• _STATED PROBLEM_
Check each line of the material. Copy those containing "slag".

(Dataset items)
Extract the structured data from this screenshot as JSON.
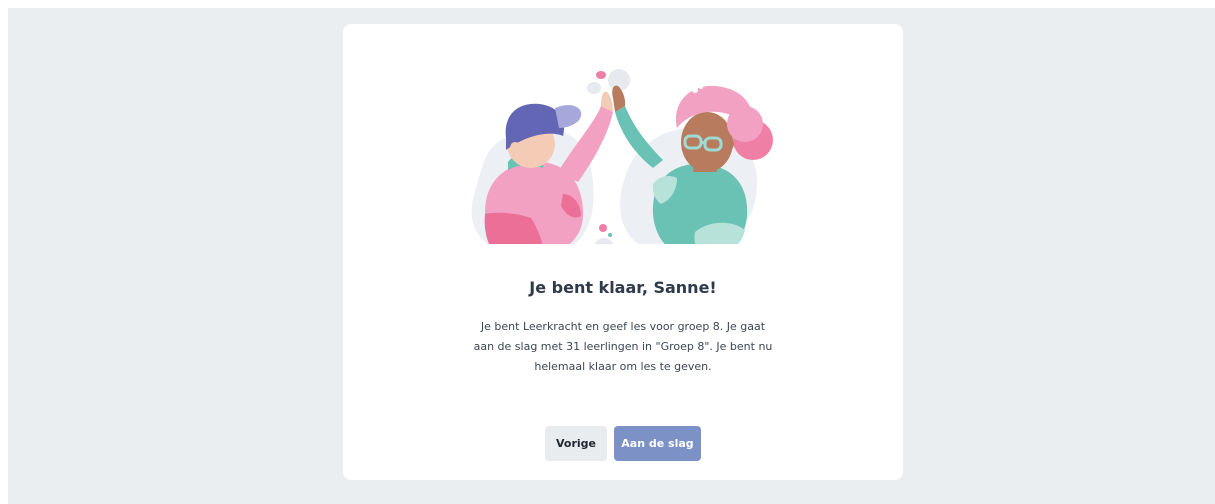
{
  "dialog": {
    "title": "Je bent klaar, Sanne!",
    "message": "Je bent Leerkracht en geef les voor groep 8. Je gaat aan de slag met 31 leerlingen in \"Groep 8\". Je bent nu helemaal klaar om les te geven.",
    "back_label": "Vorige",
    "start_label": "Aan de slag"
  },
  "illustration": {
    "name": "high-five-illustration"
  },
  "colors": {
    "background": "#ebeef1",
    "card": "#ffffff",
    "primary_button": "#7c91c6",
    "secondary_button": "#e9ecef",
    "title_text": "#2f3a4a"
  }
}
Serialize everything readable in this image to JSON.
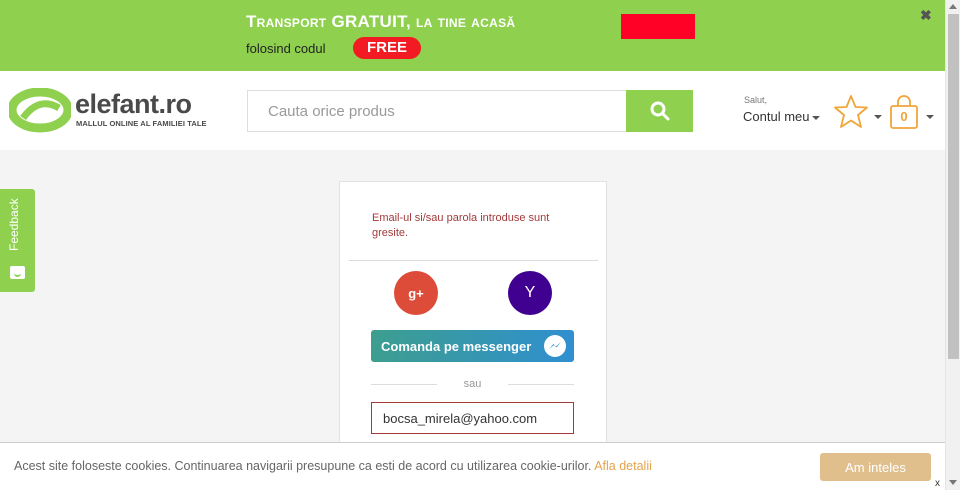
{
  "promo": {
    "title": "Transport GRATUIT, la tine acasă",
    "line": "folosind codul",
    "code": "FREE",
    "close": "✖"
  },
  "header": {
    "logo_word": "elefant.ro",
    "logo_tagline": "MALLUL ONLINE AL FAMILIEI TALE",
    "search_placeholder": "Cauta orice produs",
    "greeting": "Salut,",
    "account_label": "Contul meu",
    "cart_count": "0"
  },
  "feedback": {
    "label": "Feedback"
  },
  "login": {
    "error": "Email-ul si/sau parola introduse sunt gresite.",
    "google_label": "g+",
    "yahoo_label": "Y",
    "messenger_label": "Comanda pe messenger",
    "or_text": "sau",
    "email_value": "bocsa_mirela@yahoo.com"
  },
  "cookie": {
    "text": "Acest site foloseste cookies. Continuarea navigarii presupune ca esti de acord cu utilizarea cookie-urilor.",
    "link": "Afla detalii",
    "button": "Am inteles",
    "close": "x"
  },
  "colors": {
    "brand_green": "#8fd14f",
    "promo_red": "#f21b24",
    "error_red": "#a33a3a",
    "cookie_button": "#e0bf8d",
    "accent_orange": "#f0a53a"
  }
}
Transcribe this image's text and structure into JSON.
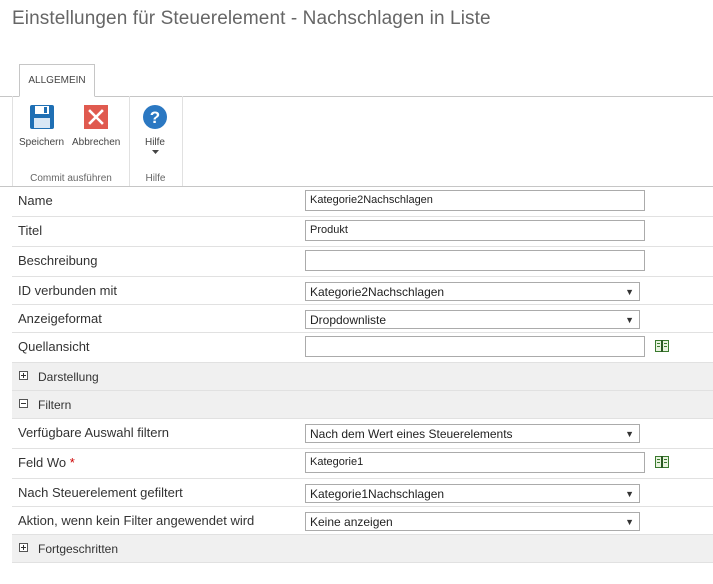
{
  "page": {
    "title": "Einstellungen für Steuerelement - Nachschlagen in Liste"
  },
  "ribbon": {
    "tab": "ALLGEMEIN",
    "groups": [
      {
        "label": "Commit ausführen",
        "buttons": [
          {
            "label": "Speichern",
            "icon": "save-icon"
          },
          {
            "label": "Abbrechen",
            "icon": "close-icon"
          }
        ]
      },
      {
        "label": "Hilfe",
        "buttons": [
          {
            "label": "Hilfe",
            "icon": "help-icon"
          }
        ]
      }
    ]
  },
  "form": {
    "name": {
      "label": "Name",
      "value": "Kategorie2Nachschlagen"
    },
    "titel": {
      "label": "Titel",
      "value": "Produkt"
    },
    "beschreibung": {
      "label": "Beschreibung",
      "value": ""
    },
    "id_verbunden": {
      "label": "ID verbunden mit",
      "value": "Kategorie2Nachschlagen"
    },
    "anzeigeformat": {
      "label": "Anzeigeformat",
      "value": "Dropdownliste"
    },
    "quellansicht": {
      "label": "Quellansicht",
      "value": ""
    },
    "section_darstellung": {
      "label": "Darstellung",
      "expanded": false
    },
    "section_filtern": {
      "label": "Filtern",
      "expanded": true
    },
    "auswahl_filtern": {
      "label": "Verfügbare Auswahl filtern",
      "value": "Nach dem Wert eines Steuerelements"
    },
    "feld_wo": {
      "label": "Feld Wo",
      "required_mark": "*",
      "value": "Kategorie1"
    },
    "nach_steuerelement": {
      "label": "Nach Steuerelement gefiltert",
      "value": "Kategorie1Nachschlagen"
    },
    "aktion_kein_filter": {
      "label": "Aktion, wenn kein Filter angewendet wird",
      "value": "Keine anzeigen"
    },
    "section_fortgeschritten": {
      "label": "Fortgeschritten",
      "expanded": false
    }
  },
  "colors": {
    "save": "#1f6fb4",
    "cancel": "#e05a4f",
    "help": "#2b78c2",
    "required": "#cc0000"
  }
}
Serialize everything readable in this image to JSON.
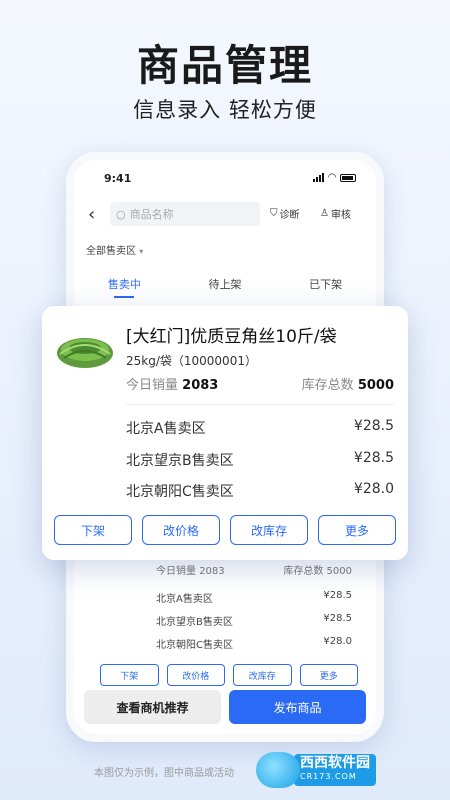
{
  "hero": {
    "title": "商品管理",
    "subtitle": "信息录入 轻松方便"
  },
  "status": {
    "time": "9:41"
  },
  "header": {
    "search_placeholder": "商品名称",
    "diagnose_label": "诊断",
    "review_label": "审核"
  },
  "region_filter": "全部售卖区",
  "tabs": [
    {
      "label": "售卖中",
      "active": true
    },
    {
      "label": "待上架",
      "active": false
    },
    {
      "label": "已下架",
      "active": false
    }
  ],
  "product": {
    "name": "[大红门]优质豆角丝10斤/袋",
    "spec": "25kg/袋（10000001）",
    "today_sales_label": "今日销量",
    "today_sales_value": "2083",
    "stock_label": "库存总数",
    "stock_value": "5000",
    "zones": [
      {
        "name": "北京A售卖区",
        "price": "¥28.5"
      },
      {
        "name": "北京望京B售卖区",
        "price": "¥28.5"
      },
      {
        "name": "北京朝阳C售卖区",
        "price": "¥28.0"
      }
    ],
    "actions": [
      "下架",
      "改价格",
      "改库存",
      "更多"
    ]
  },
  "bottom_buttons": {
    "left": "查看商机推荐",
    "right": "发布商品"
  },
  "footnote": "本图仅为示例，图中商品或活动",
  "watermark": {
    "brand": "西西软件园",
    "domain": "CR173.COM"
  },
  "colors": {
    "accent": "#2b6af5",
    "background": "#e8f0fc"
  }
}
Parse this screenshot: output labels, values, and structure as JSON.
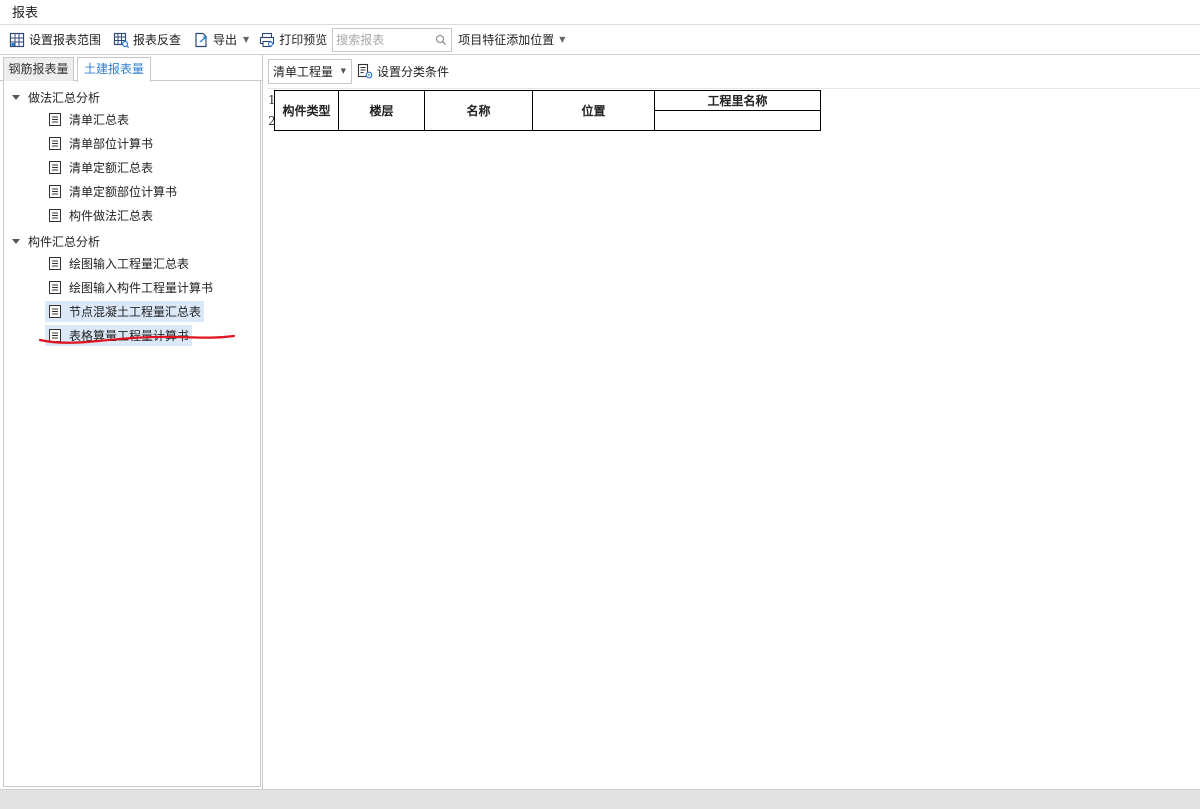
{
  "window": {
    "title": "报表"
  },
  "toolbar": {
    "set_range": "设置报表范围",
    "check": "报表反查",
    "export": "导出",
    "print_preview": "打印预览",
    "search_placeholder": "搜索报表",
    "feature_position": "项目特征添加位置"
  },
  "tabs": [
    {
      "label": "钢筋报表量",
      "active": false
    },
    {
      "label": "土建报表量",
      "active": true
    }
  ],
  "tree": {
    "group1": {
      "label": "做法汇总分析",
      "items": [
        "清单汇总表",
        "清单部位计算书",
        "清单定额汇总表",
        "清单定额部位计算书",
        "构件做法汇总表"
      ]
    },
    "group2": {
      "label": "构件汇总分析",
      "items": [
        "绘图输入工程量汇总表",
        "绘图输入构件工程量计算书",
        "节点混凝土工程量汇总表",
        "表格算量工程量计算书"
      ]
    },
    "selected_items": [
      "节点混凝土工程量汇总表",
      "表格算量工程量计算书"
    ]
  },
  "right": {
    "combo_value": "清单工程量",
    "set_condition": "设置分类条件"
  },
  "report": {
    "row_numbers": [
      "1",
      "2"
    ],
    "headers": [
      "构件类型",
      "楼层",
      "名称",
      "位置",
      "工程里名称"
    ]
  },
  "colors": {
    "accent": "#2f7fd3",
    "selection": "#dbe8f8",
    "annotation": "#e0141e"
  }
}
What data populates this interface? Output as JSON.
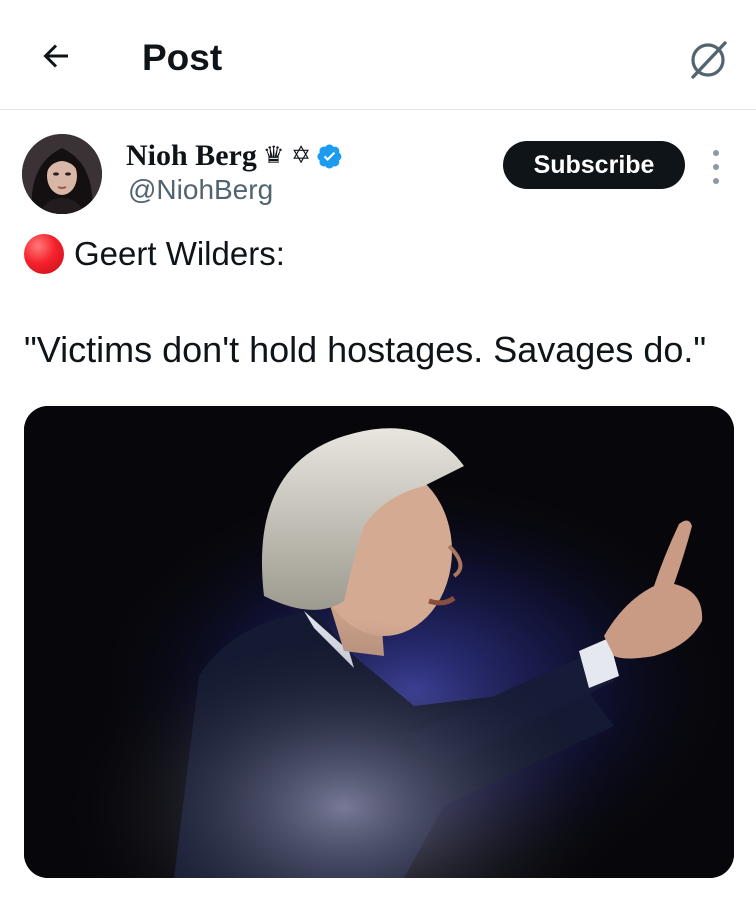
{
  "header": {
    "title": "Post",
    "back_icon": "arrow-left-icon",
    "grok_icon": "grok-icon"
  },
  "author": {
    "name": "Nioh Berg",
    "emoji": "♛ ✡",
    "handle": "@NiohBerg",
    "verified": true,
    "verified_color": "#1d9bf0"
  },
  "actions": {
    "subscribe_label": "Subscribe",
    "more_icon": "more-vertical-icon"
  },
  "tweet": {
    "line1_emoji": "red-circle",
    "line1_text": "Geert Wilders:",
    "quote": "\"Victims don't hold hostages. Savages do.\""
  },
  "media": {
    "type": "photo"
  }
}
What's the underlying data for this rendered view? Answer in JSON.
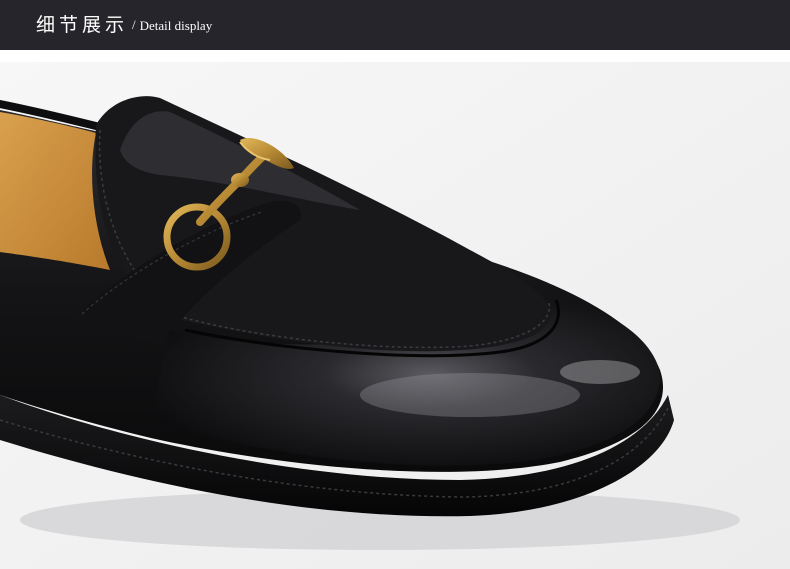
{
  "header": {
    "title_zh": "细节展示",
    "separator": "/",
    "title_en": "Detail display"
  },
  "photo": {
    "subject": "black leather loafer with gold horsebit buckle",
    "colors": {
      "background": "#f4f4f4",
      "leather": "#141416",
      "lining": "#c9913e",
      "hardware": "#b88a35",
      "header_bar": "#25252b"
    }
  }
}
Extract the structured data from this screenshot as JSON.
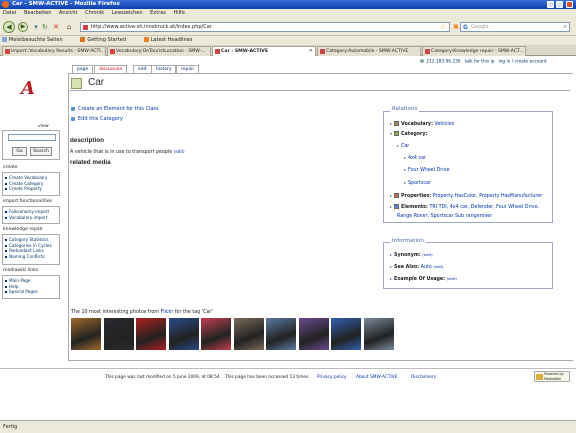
{
  "window": {
    "title": "Car - SMW-ACTIVE - Mozilla Firefox"
  },
  "menu": [
    "Datei",
    "Bearbeiten",
    "Ansicht",
    "Chronik",
    "Lesezeichen",
    "Extras",
    "Hilfe"
  ],
  "nav": {
    "url": "http://www.active-sh.innsbruck.at/index.php/Car",
    "search_placeholder": "Google"
  },
  "bookmarks": [
    "Meistbesuchte Seiten",
    "Getting Started",
    "Latest Headlines"
  ],
  "tabs": [
    {
      "label": "Import::Vocabulary Results - SMW-ACTI..."
    },
    {
      "label": "Vocabulary:OnTouristLocation - SMW-..."
    },
    {
      "label": "Car - SMW-ACTIVE",
      "active": true
    },
    {
      "label": "Category:Automobile - SMW-ACTIVE"
    },
    {
      "label": "Category:Knowledge repair - SMW-ACT..."
    }
  ],
  "page_tabs": [
    "page",
    "discussion",
    "edit",
    "history",
    "repair"
  ],
  "personal": {
    "ip": "212.183.96.230",
    "talk": "talk for this ip",
    "login": "log in / create account"
  },
  "page": {
    "title": "Car",
    "actions": [
      "Create an Element for this Class",
      "Edit this Category"
    ],
    "description_heading": "description",
    "description_text": "A vehicle that is in use to transport people",
    "description_edit": "(edit)",
    "related_heading": "related media"
  },
  "relations": {
    "title": "Relations",
    "vocabulary_label": "Vocabulary:",
    "vocabulary_value": "Vehicles",
    "category_label": "Category:",
    "category_items": [
      "Car",
      "4x4 car",
      "Four Wheel Drive",
      "Sportscar"
    ],
    "properties_label": "Properties:",
    "properties_value": "Property HasColor, Property HasManufacturer",
    "elements_label": "Elements:",
    "elements_line1": "TRI TDI, 4x4 car, Defender, Four Wheel Drive,",
    "elements_line2": "Range Rover, Sportscar Sub rangerover"
  },
  "information": {
    "title": "Information",
    "synonym_label": "Synonym:",
    "synonym_edit": "(edit)",
    "seealso_label": "See Also:",
    "seealso_value": "Auto",
    "seealso_edit": "(edit)",
    "example_label": "Example Of Usage:",
    "example_edit": "(edit)"
  },
  "flickr": {
    "caption_pre": "The 10 most interesting photos from",
    "caption_link": "Flickr",
    "caption_post": "for the tag 'Car'",
    "photo_colors": [
      "#a06a2a",
      "#2a2a30",
      "#b02020",
      "#2a4a8a",
      "#c04050",
      "#7a6a5a",
      "#5a7aa0",
      "#6a4a90",
      "#3060b0",
      "#7a8a9a"
    ]
  },
  "sidebar": {
    "view_label": "view",
    "go_button": "Go",
    "search_button": "Search",
    "sections": [
      {
        "title": "create",
        "items": [
          "Create Vocabulary",
          "Create Category",
          "Create Property"
        ]
      },
      {
        "title": "import functionalities",
        "items": [
          "Folksonomy import",
          "Vocabulary import"
        ]
      },
      {
        "title": "knowledge repair",
        "items": [
          "Category Statistics",
          "Categories in Cycles",
          "Redundant Links",
          "Naming Conflicts"
        ]
      },
      {
        "title": "mediawiki links",
        "items": [
          "Main Page",
          "Help",
          "Special Pages"
        ]
      }
    ]
  },
  "footer": {
    "modified": "This page was last modified on 5 June 2009, at 08:54.",
    "accessed": "This page has been accessed 13 times.",
    "privacy": "Privacy policy",
    "about": "About SMW-ACTIVE",
    "disclaimers": "Disclaimers",
    "badge": "Powered by MediaWiki"
  },
  "status": "Fertig"
}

• _RESPONSE_
    "message": "Je bent Leerkracht en geef les voor groep 8. Je gaat aan de slag met 31 leerlingen in \"Groep 8\". Je bent nu helemaal klaar om les te geven.",
    "start_label": "Aan de slag"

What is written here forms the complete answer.